◆ Goal ◆
Return all of the data exactly as given.

—————

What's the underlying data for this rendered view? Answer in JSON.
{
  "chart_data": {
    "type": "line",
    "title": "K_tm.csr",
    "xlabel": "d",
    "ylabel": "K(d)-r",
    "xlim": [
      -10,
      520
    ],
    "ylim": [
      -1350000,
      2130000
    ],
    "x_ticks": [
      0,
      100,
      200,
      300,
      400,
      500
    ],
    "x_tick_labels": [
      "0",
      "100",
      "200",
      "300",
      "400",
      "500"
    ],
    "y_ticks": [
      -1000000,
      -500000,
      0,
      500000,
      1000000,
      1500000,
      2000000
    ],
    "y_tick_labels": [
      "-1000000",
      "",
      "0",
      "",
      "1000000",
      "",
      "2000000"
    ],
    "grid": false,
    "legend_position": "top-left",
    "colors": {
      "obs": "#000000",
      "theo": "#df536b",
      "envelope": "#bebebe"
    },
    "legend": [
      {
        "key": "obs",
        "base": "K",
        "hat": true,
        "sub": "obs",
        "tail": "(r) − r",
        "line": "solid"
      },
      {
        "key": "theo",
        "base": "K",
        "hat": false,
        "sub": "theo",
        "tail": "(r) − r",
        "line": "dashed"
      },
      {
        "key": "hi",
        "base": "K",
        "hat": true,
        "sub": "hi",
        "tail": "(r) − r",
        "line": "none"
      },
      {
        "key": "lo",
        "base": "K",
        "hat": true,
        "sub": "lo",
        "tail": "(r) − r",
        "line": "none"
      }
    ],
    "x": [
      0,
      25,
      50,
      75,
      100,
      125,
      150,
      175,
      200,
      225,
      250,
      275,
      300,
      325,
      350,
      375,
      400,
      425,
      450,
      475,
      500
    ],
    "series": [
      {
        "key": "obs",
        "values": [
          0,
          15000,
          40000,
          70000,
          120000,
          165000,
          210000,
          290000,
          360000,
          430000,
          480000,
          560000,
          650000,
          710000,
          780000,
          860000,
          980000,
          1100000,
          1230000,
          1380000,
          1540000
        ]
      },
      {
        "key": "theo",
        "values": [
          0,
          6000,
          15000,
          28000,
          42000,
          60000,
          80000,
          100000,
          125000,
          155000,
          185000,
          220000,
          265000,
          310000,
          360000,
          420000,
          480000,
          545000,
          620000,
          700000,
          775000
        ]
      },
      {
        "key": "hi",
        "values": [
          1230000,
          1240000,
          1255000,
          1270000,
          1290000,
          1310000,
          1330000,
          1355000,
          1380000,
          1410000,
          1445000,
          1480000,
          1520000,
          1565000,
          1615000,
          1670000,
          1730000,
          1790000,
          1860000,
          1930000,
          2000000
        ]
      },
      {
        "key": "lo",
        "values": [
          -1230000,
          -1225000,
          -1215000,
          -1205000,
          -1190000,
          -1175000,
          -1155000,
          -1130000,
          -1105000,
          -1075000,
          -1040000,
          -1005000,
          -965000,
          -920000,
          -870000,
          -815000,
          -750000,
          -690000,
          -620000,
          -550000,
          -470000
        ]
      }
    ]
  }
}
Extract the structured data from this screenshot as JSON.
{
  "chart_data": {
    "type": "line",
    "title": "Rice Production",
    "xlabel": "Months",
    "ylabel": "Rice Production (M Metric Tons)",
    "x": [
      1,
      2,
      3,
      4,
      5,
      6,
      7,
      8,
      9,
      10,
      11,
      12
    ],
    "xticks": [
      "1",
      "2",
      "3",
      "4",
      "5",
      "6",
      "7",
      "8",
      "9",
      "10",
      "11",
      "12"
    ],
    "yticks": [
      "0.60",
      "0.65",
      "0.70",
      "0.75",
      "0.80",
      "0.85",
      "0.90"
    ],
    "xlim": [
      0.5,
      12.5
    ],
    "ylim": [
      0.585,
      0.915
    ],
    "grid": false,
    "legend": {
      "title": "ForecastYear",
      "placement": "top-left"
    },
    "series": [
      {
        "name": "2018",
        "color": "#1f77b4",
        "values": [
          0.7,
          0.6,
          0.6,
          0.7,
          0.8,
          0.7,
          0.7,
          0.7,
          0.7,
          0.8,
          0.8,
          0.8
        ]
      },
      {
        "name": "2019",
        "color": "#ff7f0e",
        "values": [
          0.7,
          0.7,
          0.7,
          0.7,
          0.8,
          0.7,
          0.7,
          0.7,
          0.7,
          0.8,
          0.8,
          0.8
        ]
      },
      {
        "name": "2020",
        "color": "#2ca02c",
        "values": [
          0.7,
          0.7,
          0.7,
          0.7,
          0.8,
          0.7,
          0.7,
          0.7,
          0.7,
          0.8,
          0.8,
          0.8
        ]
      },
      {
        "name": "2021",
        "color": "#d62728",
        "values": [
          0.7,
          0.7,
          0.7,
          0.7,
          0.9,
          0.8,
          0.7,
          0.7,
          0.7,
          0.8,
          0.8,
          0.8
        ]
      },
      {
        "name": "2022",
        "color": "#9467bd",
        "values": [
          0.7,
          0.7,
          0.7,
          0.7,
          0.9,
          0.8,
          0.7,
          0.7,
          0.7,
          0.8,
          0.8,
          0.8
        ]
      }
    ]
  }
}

—————

◆ Exercise response ◆
What's the underlying data for this rendered view? Answer in JSON.
{
  "chart_data": {
    "type": "line",
    "title": "K_tm.csr",
    "xlabel": "d",
    "ylabel": "K(d)-r",
    "xlim": [
      -10,
      520
    ],
    "ylim": [
      -1350000,
      2130000
    ],
    "x_ticks": [
      0,
      100,
      200,
      300,
      400,
      500
    ],
    "x_tick_labels": [
      "0",
      "100",
      "200",
      "300",
      "400",
      "500"
    ],
    "y_ticks": [
      -1000000,
      -500000,
      0,
      500000,
      1000000,
      1500000,
      2000000
    ],
    "y_tick_labels": [
      "-1000000",
      "",
      "0",
      "",
      "1000000",
      "",
      "2000000"
    ],
    "grid": false,
    "legend_position": "top-left",
    "colors": {
      "obs": "#000000",
      "theo": "#df536b",
      "envelope": "#bebebe"
    },
    "legend": [
      {
        "key": "obs",
        "base": "K",
        "hat": true,
        "sub": "obs",
        "tail": "(r) − r",
        "line": "solid"
      },
      {
        "key": "theo",
        "base": "K",
        "hat": false,
        "sub": "theo",
        "tail": "(r) − r",
        "line": "dashed"
      },
      {
        "key": "hi",
        "base": "K",
        "hat": true,
        "sub": "hi",
        "tail": "(r) − r",
        "line": "none"
      },
      {
        "key": "lo",
        "base": "K",
        "hat": true,
        "sub": "lo",
        "tail": "(r) − r",
        "line": "none"
      }
    ],
    "x": [
      0,
      25,
      50,
      75,
      100,
      125,
      150,
      175,
      200,
      225,
      250,
      275,
      300,
      325,
      350,
      375,
      400,
      425,
      450,
      475,
      500
    ],
    "series": [
      {
        "key": "obs",
        "values": [
          0,
          15000,
          40000,
          70000,
          120000,
          165000,
          210000,
          290000,
          360000,
          430000,
          480000,
          560000,
          650000,
          710000,
          780000,
          860000,
          980000,
          1100000,
          1230000,
          1380000,
          1540000
        ]
      },
      {
        "key": "theo",
        "values": [
          0,
          6000,
          15000,
          28000,
          42000,
          60000,
          80000,
          100000,
          125000,
          155000,
          185000,
          220000,
          265000,
          310000,
          360000,
          420000,
          480000,
          545000,
          620000,
          700000,
          775000
        ]
      },
      {
        "key": "hi",
        "values": [
          1230000,
          1240000,
          1255000,
          1270000,
          1290000,
          1310000,
          1330000,
          1355000,
          1380000,
          1410000,
          1445000,
          1480000,
          1520000,
          1565000,
          1615000,
          1670000,
          1730000,
          1790000,
          1860000,
          1930000,
          2000000
        ]
      },
      {
        "key": "lo",
        "values": [
          -1230000,
          -1225000,
          -1215000,
          -1205000,
          -1190000,
          -1175000,
          -1155000,
          -1130000,
          -1105000,
          -1075000,
          -1040000,
          -1005000,
          -965000,
          -920000,
          -870000,
          -815000,
          -750000,
          -690000,
          -620000,
          -550000,
          -470000
        ]
      }
    ]
  }
}
Extract the structured data from this screenshot as JSON.
{
  "chart_data": {
    "type": "line",
    "title": "Rice Production",
    "xlabel": "Months",
    "ylabel": "Rice Production (M Metric Tons)",
    "x": [
      1,
      2,
      3,
      4,
      5,
      6,
      7,
      8,
      9,
      10,
      11,
      12
    ],
    "xticks": [
      "1",
      "2",
      "3",
      "4",
      "5",
      "6",
      "7",
      "8",
      "9",
      "10",
      "11",
      "12"
    ],
    "yticks": [
      "0.60",
      "0.65",
      "0.70",
      "0.75",
      "0.80",
      "0.85",
      "0.90"
    ],
    "xlim": [
      0.5,
      12.5
    ],
    "ylim": [
      0.585,
      0.915
    ],
    "grid": false,
    "legend": {
      "title": "ForecastYear",
      "placement": "top-left"
    },
    "series": [
      {
        "name": "2018",
        "color": "#1f77b4",
        "values": [
          0.7,
          0.6,
          0.6,
          0.7,
          0.8,
          0.7,
          0.7,
          0.7,
          0.7,
          0.8,
          0.8,
          0.8
        ]
      },
      {
        "name": "2019",
        "color": "#ff7f0e",
        "values": [
          0.7,
          0.7,
          0.7,
          0.7,
          0.8,
          0.7,
          0.7,
          0.7,
          0.7,
          0.8,
          0.8,
          0.8
        ]
      },
      {
        "name": "2020",
        "color": "#2ca02c",
        "values": [
          0.7,
          0.7,
          0.7,
          0.7,
          0.8,
          0.7,
          0.7,
          0.7,
          0.7,
          0.8,
          0.8,
          0.8
        ]
      },
      {
        "name": "2021",
        "color": "#d62728",
        "values": [
          0.7,
          0.7,
          0.7,
          0.7,
          0.9,
          0.8,
          0.7,
          0.7,
          0.7,
          0.8,
          0.8,
          0.8
        ]
      },
      {
        "name": "2022",
        "color": "#9467bd",
        "values": [
          0.7,
          0.7,
          0.7,
          0.7,
          0.9,
          0.8,
          0.7,
          0.7,
          0.7,
          0.8,
          0.8,
          0.8
        ]
      }
    ]
  }
}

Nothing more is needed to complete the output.